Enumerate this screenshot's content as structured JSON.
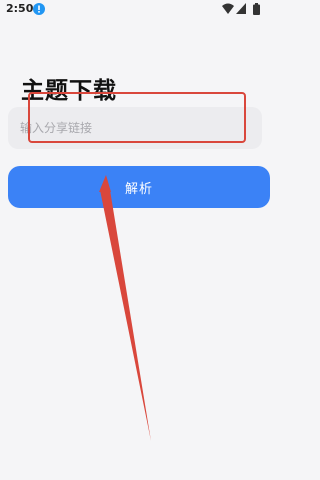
{
  "status_bar": {
    "time": "2:50",
    "icons": [
      "notification-icon",
      "wifi-icon",
      "signal-icon",
      "battery-icon"
    ]
  },
  "page": {
    "title": "主题下载"
  },
  "link_input": {
    "placeholder": "输入分享链接",
    "value": ""
  },
  "parse_button": {
    "label": "解析"
  },
  "colors": {
    "background": "#f5f5f7",
    "input_background": "#ececef",
    "button_accent": "#3b82f6",
    "annotation": "#d9473c"
  }
}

********************

**Task brief:** Copy the records exactly as they appear, excluding images.

**Correct result:**
Enumerate this screenshot's content as structured JSON.
{
  "status_bar": {
    "time": "2:50",
    "icons": [
      "notification-icon",
      "wifi-icon",
      "signal-icon",
      "battery-icon"
    ]
  },
  "page": {
    "title": "主题下载"
  },
  "link_input": {
    "placeholder": "输入分享链接",
    "value": ""
  },
  "parse_button": {
    "label": "解析"
  },
  "colors": {
    "background": "#f5f5f7",
    "input_background": "#ececef",
    "button_accent": "#3b82f6",
    "annotation": "#d9473c"
  }
}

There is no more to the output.